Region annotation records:

[BEGIN]

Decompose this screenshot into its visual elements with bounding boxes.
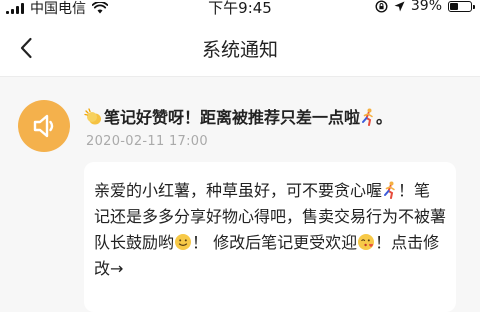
page-title: 系统通知	[201, 39, 278, 61]
message-body: 亲爱的小红薯，种草虽好，可不要贪心喔 ！笔记还是多多分享好物心得吧，售卖交易行为…	[94, 178, 446, 282]
battery-percent: 39%	[410, 0, 442, 14]
rotation-lock-icon	[375, 0, 388, 12]
message-bubble[interactable]: 亲爱的小红薯，种草虽好，可不要贪心喔 ！笔记还是多多分享好物心得吧，售卖交易行为…	[84, 162, 456, 312]
avatar	[18, 100, 70, 152]
status-right: 39%	[375, 0, 475, 14]
face-blowing-kiss-emoji	[358, 234, 375, 250]
smiling-face-emoji	[175, 234, 192, 250]
nav-bar: 系统通知	[0, 20, 480, 77]
message-time: 2020-02-11 17:00	[86, 134, 208, 149]
status-bar: 中国电信 下午9:45 39%	[0, 0, 480, 20]
battery-icon	[448, 0, 475, 12]
location-arrow-icon	[394, 1, 405, 11]
message-body-part1: 亲爱的小红薯，种草虽好，可不要贪心喔	[94, 181, 383, 200]
message-title-text: 笔记好赞呀！距离被推荐只差一点啦	[104, 108, 361, 127]
message-body-part3: ！ 修改后笔记更受欢迎	[192, 233, 358, 252]
running-person-emoji	[384, 181, 395, 199]
clapping-hands-emoji	[84, 108, 101, 125]
battery-fill	[450, 2, 458, 10]
running-person-emoji	[362, 108, 373, 126]
message-title-end: 。	[376, 108, 393, 127]
message-title: 笔记好赞呀！距离被推荐只差一点啦 。	[84, 104, 392, 128]
speaker-icon	[33, 114, 54, 138]
notification-message[interactable]: 笔记好赞呀！距离被推荐只差一点啦 。 2020-02-11 17:00 亲爱的小…	[0, 78, 480, 312]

[END]

**Instruction:**
Copy the lines of the items above verbatim, starting with the line that contains "39, 278, 61]" and ending after the line that contains "108, 373, 126]".

**Task answer:**
page-title: 系统通知	[201, 39, 278, 61]
message-body: 亲爱的小红薯，种草虽好，可不要贪心喔 ！笔记还是多多分享好物心得吧，售卖交易行为…	[94, 178, 446, 282]
battery-percent: 39%	[410, 0, 442, 14]
rotation-lock-icon	[375, 0, 388, 12]
message-bubble[interactable]: 亲爱的小红薯，种草虽好，可不要贪心喔 ！笔记还是多多分享好物心得吧，售卖交易行为…	[84, 162, 456, 312]
avatar	[18, 100, 70, 152]
status-right: 39%	[375, 0, 475, 14]
face-blowing-kiss-emoji	[358, 234, 375, 250]
smiling-face-emoji	[175, 234, 192, 250]
nav-bar: 系统通知	[0, 20, 480, 77]
message-time: 2020-02-11 17:00	[86, 134, 208, 149]
status-bar: 中国电信 下午9:45 39%	[0, 0, 480, 20]
battery-icon	[448, 0, 475, 12]
location-arrow-icon	[394, 1, 405, 11]
message-body-part1: 亲爱的小红薯，种草虽好，可不要贪心喔	[94, 181, 383, 200]
message-title-text: 笔记好赞呀！距离被推荐只差一点啦	[104, 108, 361, 127]
message-body-part3: ！ 修改后笔记更受欢迎	[192, 233, 358, 252]
running-person-emoji	[384, 181, 395, 199]
clapping-hands-emoji	[84, 108, 101, 125]
battery-fill	[450, 2, 458, 10]
running-person-emoji	[362, 108, 373, 126]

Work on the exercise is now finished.